Problem to solve:
Which lines hold the word "That"? Copy each of them from the material.
■ ■ ■
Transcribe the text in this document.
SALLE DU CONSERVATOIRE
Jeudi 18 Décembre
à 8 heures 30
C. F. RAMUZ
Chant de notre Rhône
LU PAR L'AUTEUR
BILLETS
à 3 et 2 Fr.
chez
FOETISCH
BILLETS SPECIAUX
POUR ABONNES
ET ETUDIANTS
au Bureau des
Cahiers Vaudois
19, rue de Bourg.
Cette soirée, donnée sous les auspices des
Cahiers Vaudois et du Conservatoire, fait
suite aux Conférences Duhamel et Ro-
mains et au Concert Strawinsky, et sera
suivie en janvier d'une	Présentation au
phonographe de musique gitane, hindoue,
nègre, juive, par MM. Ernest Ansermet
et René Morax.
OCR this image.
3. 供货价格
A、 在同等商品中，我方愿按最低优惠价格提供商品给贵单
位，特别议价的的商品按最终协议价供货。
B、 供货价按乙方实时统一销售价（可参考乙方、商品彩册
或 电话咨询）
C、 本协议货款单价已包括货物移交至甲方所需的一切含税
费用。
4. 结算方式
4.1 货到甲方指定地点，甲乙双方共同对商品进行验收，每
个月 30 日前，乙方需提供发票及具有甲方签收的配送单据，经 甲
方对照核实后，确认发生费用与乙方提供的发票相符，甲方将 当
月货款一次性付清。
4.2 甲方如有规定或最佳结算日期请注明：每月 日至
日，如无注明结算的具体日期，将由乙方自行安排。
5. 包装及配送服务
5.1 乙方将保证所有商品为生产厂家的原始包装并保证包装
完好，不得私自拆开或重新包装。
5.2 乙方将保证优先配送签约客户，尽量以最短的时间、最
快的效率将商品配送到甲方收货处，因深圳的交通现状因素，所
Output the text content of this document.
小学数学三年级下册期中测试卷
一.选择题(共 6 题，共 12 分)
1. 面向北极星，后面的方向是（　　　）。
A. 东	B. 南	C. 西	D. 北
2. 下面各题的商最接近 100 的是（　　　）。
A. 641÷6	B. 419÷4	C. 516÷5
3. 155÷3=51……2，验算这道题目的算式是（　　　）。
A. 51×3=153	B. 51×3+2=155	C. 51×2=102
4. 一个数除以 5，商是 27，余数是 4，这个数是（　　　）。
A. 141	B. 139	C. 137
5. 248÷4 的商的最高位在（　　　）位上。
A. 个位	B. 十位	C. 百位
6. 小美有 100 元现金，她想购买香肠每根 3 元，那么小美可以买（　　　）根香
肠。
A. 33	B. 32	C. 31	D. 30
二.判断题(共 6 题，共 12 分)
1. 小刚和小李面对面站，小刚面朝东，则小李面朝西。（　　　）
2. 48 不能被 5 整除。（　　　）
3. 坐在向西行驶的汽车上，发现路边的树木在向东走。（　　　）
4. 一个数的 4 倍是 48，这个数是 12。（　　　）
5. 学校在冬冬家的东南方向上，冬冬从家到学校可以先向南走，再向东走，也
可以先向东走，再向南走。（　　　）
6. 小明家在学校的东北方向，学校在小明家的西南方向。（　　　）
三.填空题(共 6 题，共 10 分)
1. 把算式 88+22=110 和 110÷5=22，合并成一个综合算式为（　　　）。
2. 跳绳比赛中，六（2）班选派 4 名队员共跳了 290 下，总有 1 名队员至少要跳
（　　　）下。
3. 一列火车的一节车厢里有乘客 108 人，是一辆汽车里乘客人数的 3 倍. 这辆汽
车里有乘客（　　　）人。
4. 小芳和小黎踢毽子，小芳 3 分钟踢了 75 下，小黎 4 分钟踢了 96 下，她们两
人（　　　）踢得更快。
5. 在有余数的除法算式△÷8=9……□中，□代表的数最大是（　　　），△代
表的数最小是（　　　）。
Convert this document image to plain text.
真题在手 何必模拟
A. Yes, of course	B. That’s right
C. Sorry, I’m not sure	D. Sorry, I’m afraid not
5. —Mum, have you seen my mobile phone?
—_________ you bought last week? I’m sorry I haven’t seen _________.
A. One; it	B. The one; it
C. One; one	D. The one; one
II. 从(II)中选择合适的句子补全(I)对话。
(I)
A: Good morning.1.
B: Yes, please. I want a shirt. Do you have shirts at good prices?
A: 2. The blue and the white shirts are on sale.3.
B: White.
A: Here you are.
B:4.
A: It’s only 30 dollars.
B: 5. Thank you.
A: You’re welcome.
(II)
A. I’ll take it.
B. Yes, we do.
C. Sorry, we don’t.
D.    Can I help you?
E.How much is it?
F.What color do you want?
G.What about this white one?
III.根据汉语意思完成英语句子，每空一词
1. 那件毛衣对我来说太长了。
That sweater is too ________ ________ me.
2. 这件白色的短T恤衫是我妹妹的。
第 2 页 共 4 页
■ ■ ■
Answer for the task:
A. Yes, of course	B. That’s right
That sweater is too ________ ________ me.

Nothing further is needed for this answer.